== TASK DETAILS ==
Please write the listing below out again exactly, leaving every picture behind.

== AVAILABLE DATA ==

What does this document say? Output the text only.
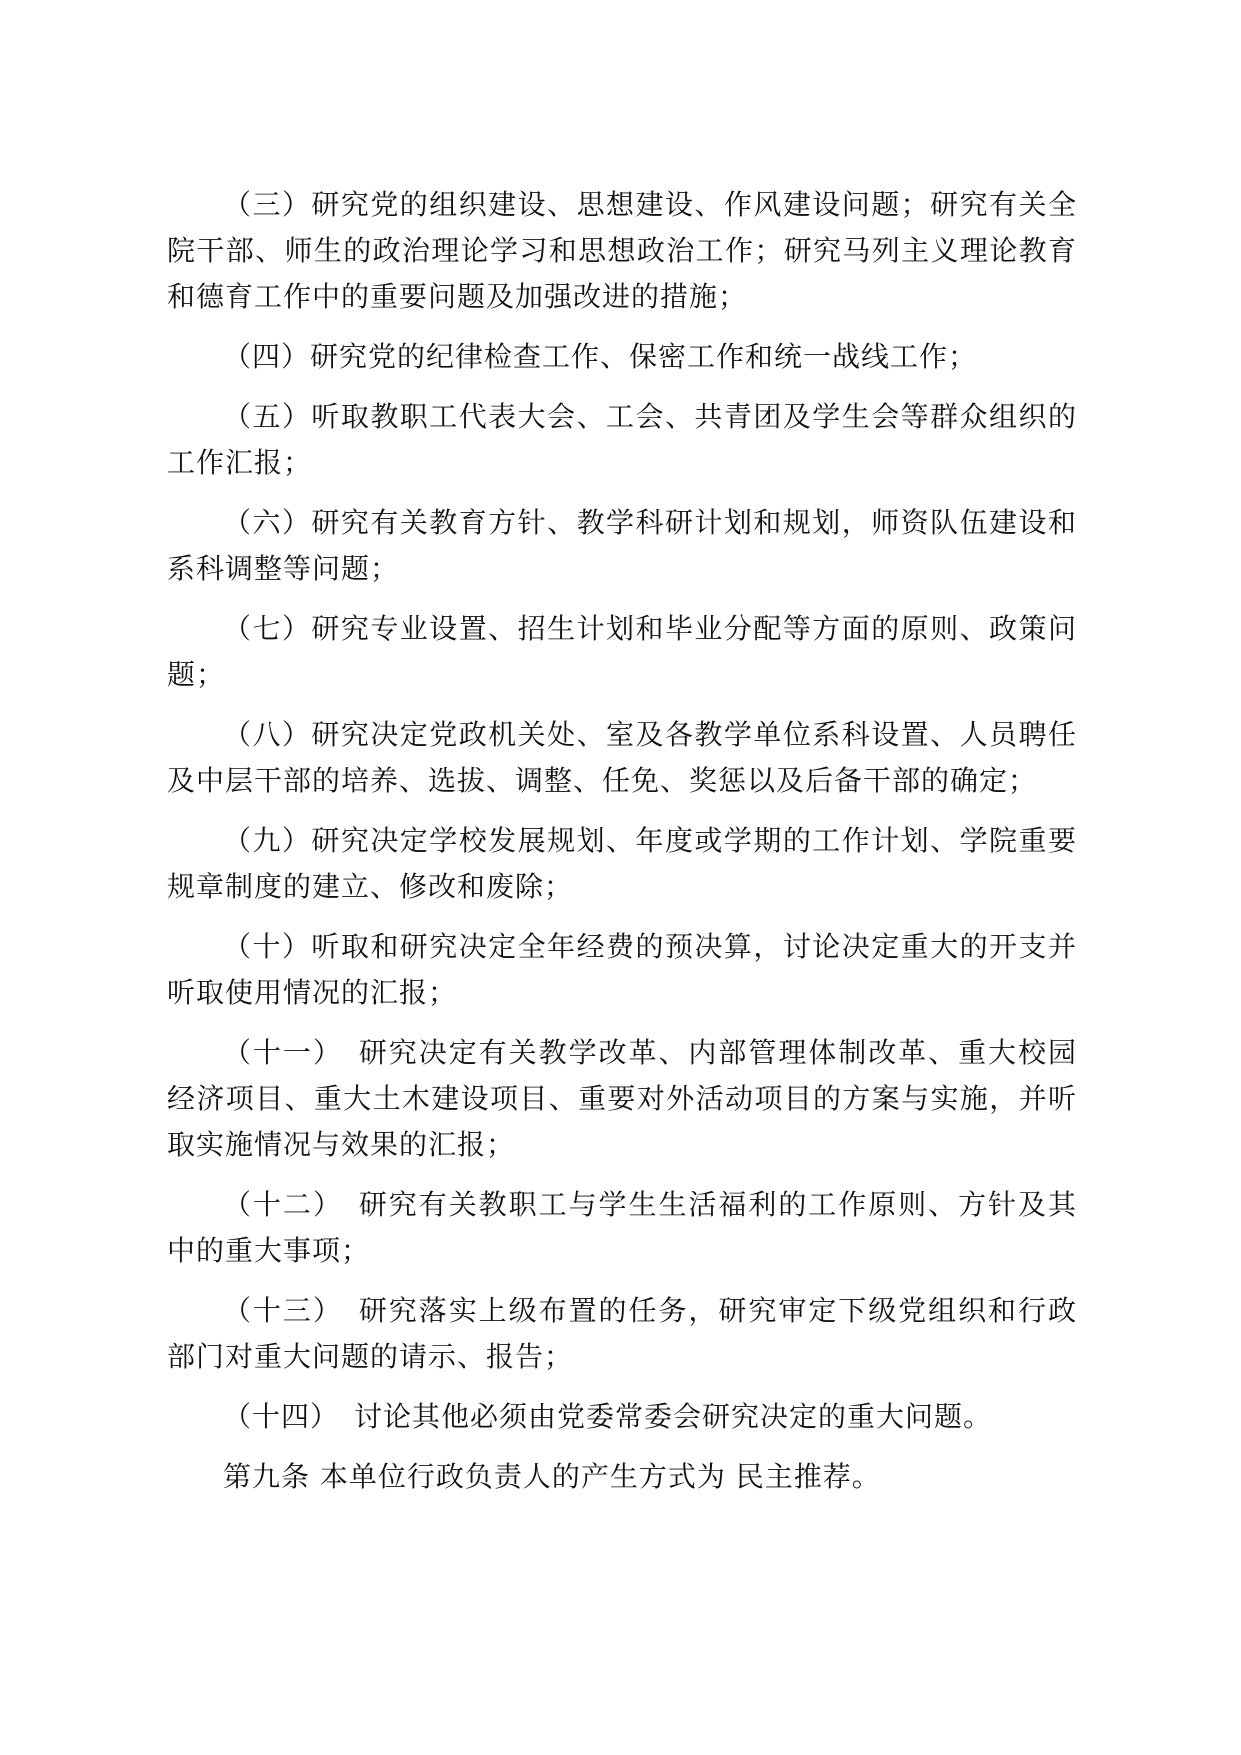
（三）研究党的组织建设、思想建设、作风建设问题；研究有关全院干部、师生的政治理论学习和思想政治工作；研究马列主义理论教育和德育工作中的重要问题及加强改进的措施；

（四）研究党的纪律检查工作、保密工作和统一战线工作；

（五）听取教职工代表大会、工会、共青团及学生会等群众组织的工作汇报；

（六）研究有关教育方针、教学科研计划和规划，师资队伍建设和系科调整等问题；

（七）研究专业设置、招生计划和毕业分配等方面的原则、政策问题；

（八）研究决定党政机关处、室及各教学单位系科设置、人员聘任及中层干部的培养、选拔、调整、任免、奖惩以及后备干部的确定；

（九）研究决定学校发展规划、年度或学期的工作计划、学院重要规章制度的建立、修改和废除；

（十）听取和研究决定全年经费的预决算，讨论决定重大的开支并听取使用情况的汇报；

（十一）　研究决定有关教学改革、内部管理体制改革、重大校园经济项目、重大土木建设项目、重要对外活动项目的方案与实施，并听取实施情况与效果的汇报；

（十二）　研究有关教职工与学生生活福利的工作原则、方针及其中的重大事项；

（十三）　研究落实上级布置的任务，研究审定下级党组织和行政部门对重大问题的请示、报告；

（十四）　讨论其他必须由党委常委会研究决定的重大问题。

第九条 本单位行政负责人的产生方式为 民主推荐。
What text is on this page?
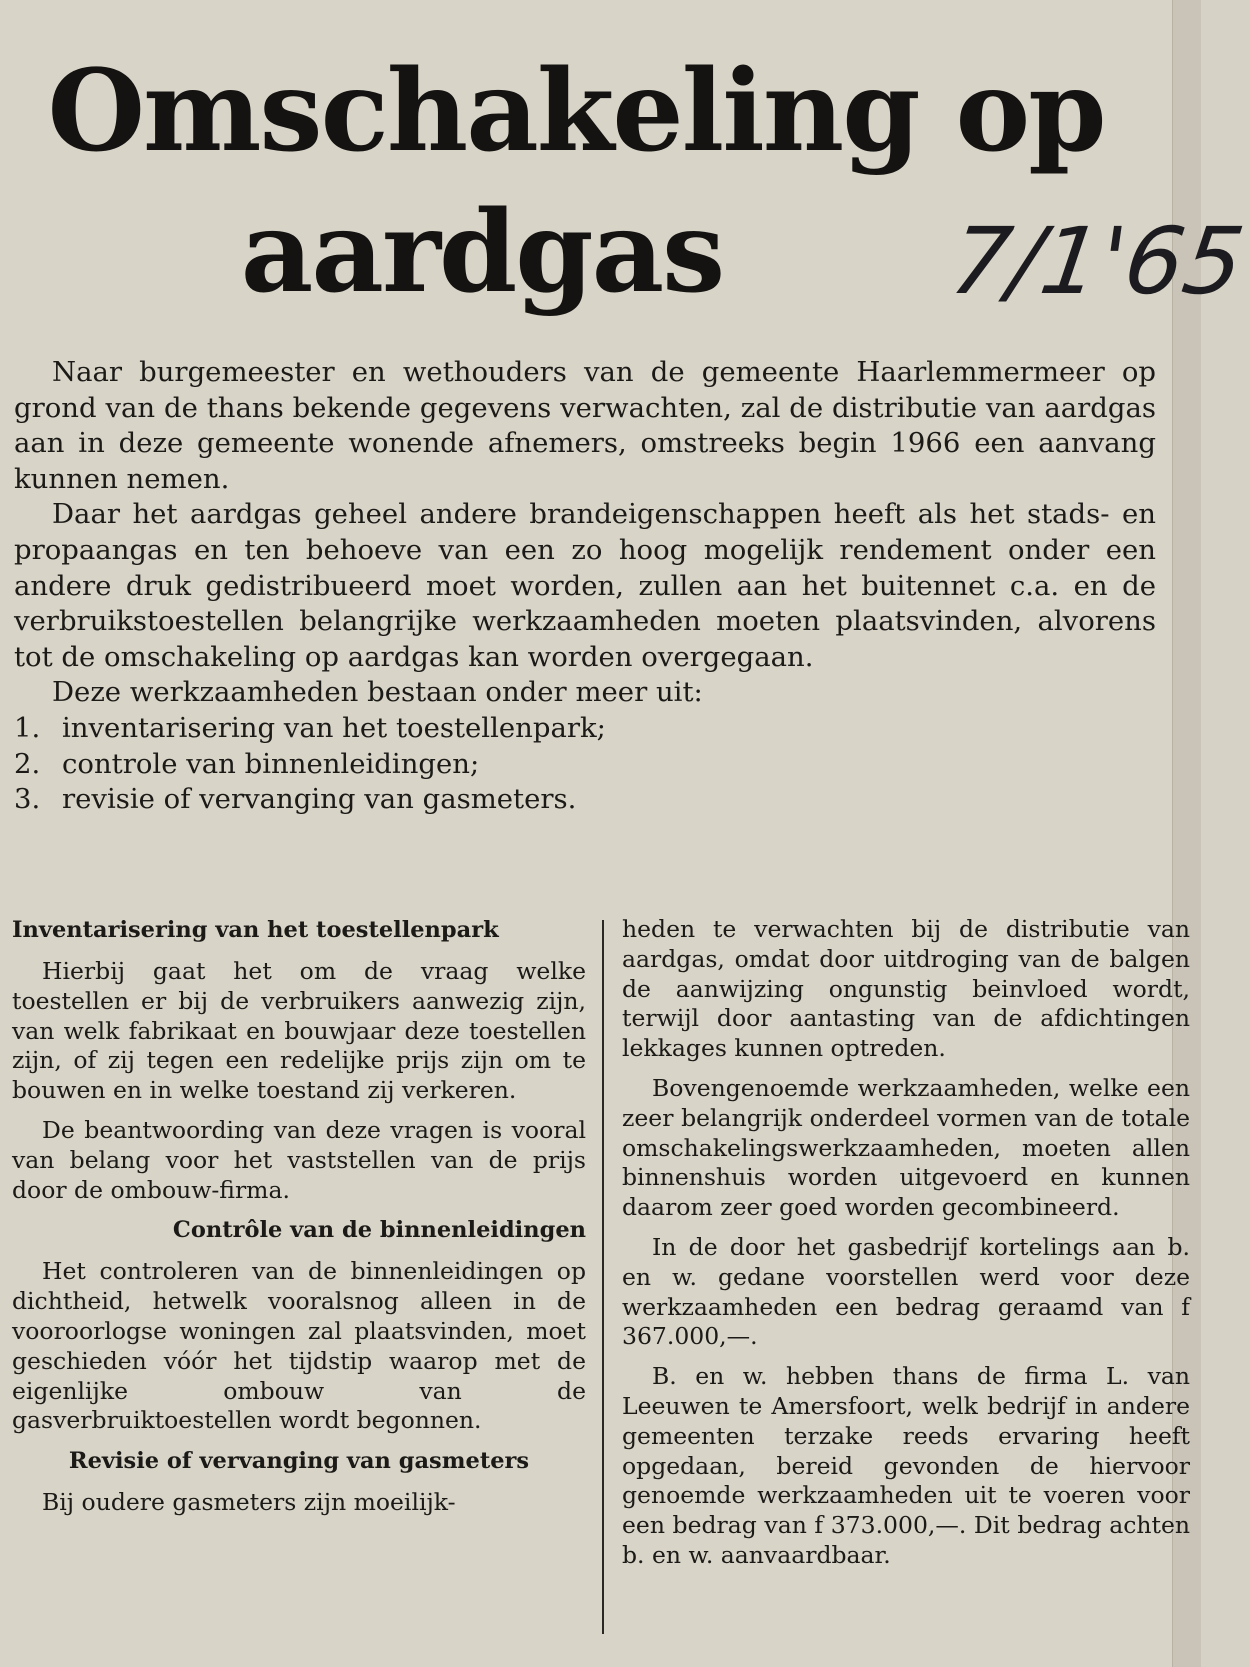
Omschakeling op
aardgas	7/1'65

Naar burgemeester en wethouders van de gemeente Haarlemmermeer op grond van de thans bekende gegevens verwachten, zal de distributie van aardgas aan in deze gemeente wonende afnemers, omstreeks begin 1966 een aanvang kunnen nemen.

Daar het aardgas geheel andere brandeigenschappen heeft als het stads- en propaangas en ten behoeve van een zo hoog mogelijk rendement onder een andere druk gedistribueerd moet worden, zullen aan het buitennet c.a. en de verbruikstoestellen belangrijke werkzaamheden moeten plaatsvinden, alvorens tot de omschakeling op aardgas kan worden overgegaan.

Deze werkzaamheden bestaan onder meer uit:

1. inventarisering van het toestellenpark;
2. controle van binnenleidingen;
3. revisie of vervanging van gasmeters.
Inventarisering van het toestellenpark

Hierbij gaat het om de vraag welke toestellen er bij de verbruikers aanwezig zijn, van welk fabrikaat en bouwjaar deze toestellen zijn, of zij tegen een redelijke prijs zijn om te bouwen en in welke toestand zij verkeren.

De beantwoording van deze vragen is vooral van belang voor het vaststellen van de prijs door de ombouw-firma.

Contrôle van de binnenleidingen

Het controleren van de binnenleidingen op dichtheid, hetwelk vooralsnog alleen in de vooroorlogse woningen zal plaatsvinden, moet geschieden vóór het tijdstip waarop met de eigenlijke ombouw van de gasverbruiktoestellen wordt begonnen.

Revisie of vervanging van gasmeters

Bij oudere gasmeters zijn moeilijk-

heden te verwachten bij de distributie van aardgas, omdat door uitdroging van de balgen de aanwijzing ongunstig beinvloed wordt, terwijl door aantasting van de afdichtingen lekkages kunnen optreden.

Bovengenoemde werkzaamheden, welke een zeer belangrijk onderdeel vormen van de totale omschakelingswerkzaamheden, moeten allen binnenshuis worden uitgevoerd en kunnen daarom zeer goed worden gecombineerd.

In de door het gasbedrijf kortelings aan b. en w. gedane voorstellen werd voor deze werkzaamheden een bedrag geraamd van f 367.000,—.

B. en w. hebben thans de firma L. van Leeuwen te Amersfoort, welk bedrijf in andere gemeenten terzake reeds ervaring heeft opgedaan, bereid gevonden de hiervoor genoemde werkzaamheden uit te voeren voor een bedrag van f 373.000,—. Dit bedrag achten b. en w. aanvaardbaar.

== TASK OUTPUT ==
What does this document say? Output the text only.
（三）研究党的组织建设、思想建设、作风建设问题；研究有关全院干部、师生的政治理论学习和思想政治工作；研究马列主义理论教育和德育工作中的重要问题及加强改进的措施；

（四）研究党的纪律检查工作、保密工作和统一战线工作；

（五）听取教职工代表大会、工会、共青团及学生会等群众组织的工作汇报；

（六）研究有关教育方针、教学科研计划和规划，师资队伍建设和系科调整等问题；

（七）研究专业设置、招生计划和毕业分配等方面的原则、政策问题；

（八）研究决定党政机关处、室及各教学单位系科设置、人员聘任及中层干部的培养、选拔、调整、任免、奖惩以及后备干部的确定；

（九）研究决定学校发展规划、年度或学期的工作计划、学院重要规章制度的建立、修改和废除；

（十）听取和研究决定全年经费的预决算，讨论决定重大的开支并听取使用情况的汇报；

（十一）　研究决定有关教学改革、内部管理体制改革、重大校园经济项目、重大土木建设项目、重要对外活动项目的方案与实施，并听取实施情况与效果的汇报；

（十二）　研究有关教职工与学生生活福利的工作原则、方针及其中的重大事项；

（十三）　研究落实上级布置的任务，研究审定下级党组织和行政部门对重大问题的请示、报告；

（十四）　讨论其他必须由党委常委会研究决定的重大问题。

第九条 本单位行政负责人的产生方式为 民主推荐。
What text is on this page?
Omschakeling op
aardgas	7/1'65

Naar burgemeester en wethouders van de gemeente Haarlemmermeer op grond van de thans bekende gegevens verwachten, zal de distributie van aardgas aan in deze gemeente wonende afnemers, omstreeks begin 1966 een aanvang kunnen nemen.

Daar het aardgas geheel andere brandeigenschappen heeft als het stads- en propaangas en ten behoeve van een zo hoog mogelijk rendement onder een andere druk gedistribueerd moet worden, zullen aan het buitennet c.a. en de verbruikstoestellen belangrijke werkzaamheden moeten plaatsvinden, alvorens tot de omschakeling op aardgas kan worden overgegaan.

Deze werkzaamheden bestaan onder meer uit:

1. inventarisering van het toestellenpark;
2. controle van binnenleidingen;
3. revisie of vervanging van gasmeters.
Inventarisering van het toestellenpark

Hierbij gaat het om de vraag welke toestellen er bij de verbruikers aanwezig zijn, van welk fabrikaat en bouwjaar deze toestellen zijn, of zij tegen een redelijke prijs zijn om te bouwen en in welke toestand zij verkeren.

De beantwoording van deze vragen is vooral van belang voor het vaststellen van de prijs door de ombouw-firma.

Contrôle van de binnenleidingen

Het controleren van de binnenleidingen op dichtheid, hetwelk vooralsnog alleen in de vooroorlogse woningen zal plaatsvinden, moet geschieden vóór het tijdstip waarop met de eigenlijke ombouw van de gasverbruiktoestellen wordt begonnen.

Revisie of vervanging van gasmeters

Bij oudere gasmeters zijn moeilijk-

heden te verwachten bij de distributie van aardgas, omdat door uitdroging van de balgen de aanwijzing ongunstig beinvloed wordt, terwijl door aantasting van de afdichtingen lekkages kunnen optreden.

Bovengenoemde werkzaamheden, welke een zeer belangrijk onderdeel vormen van de totale omschakelingswerkzaamheden, moeten allen binnenshuis worden uitgevoerd en kunnen daarom zeer goed worden gecombineerd.

In de door het gasbedrijf kortelings aan b. en w. gedane voorstellen werd voor deze werkzaamheden een bedrag geraamd van f 367.000,—.

B. en w. hebben thans de firma L. van Leeuwen te Amersfoort, welk bedrijf in andere gemeenten terzake reeds ervaring heeft opgedaan, bereid gevonden de hiervoor genoemde werkzaamheden uit te voeren voor een bedrag van f 373.000,—. Dit bedrag achten b. en w. aanvaardbaar.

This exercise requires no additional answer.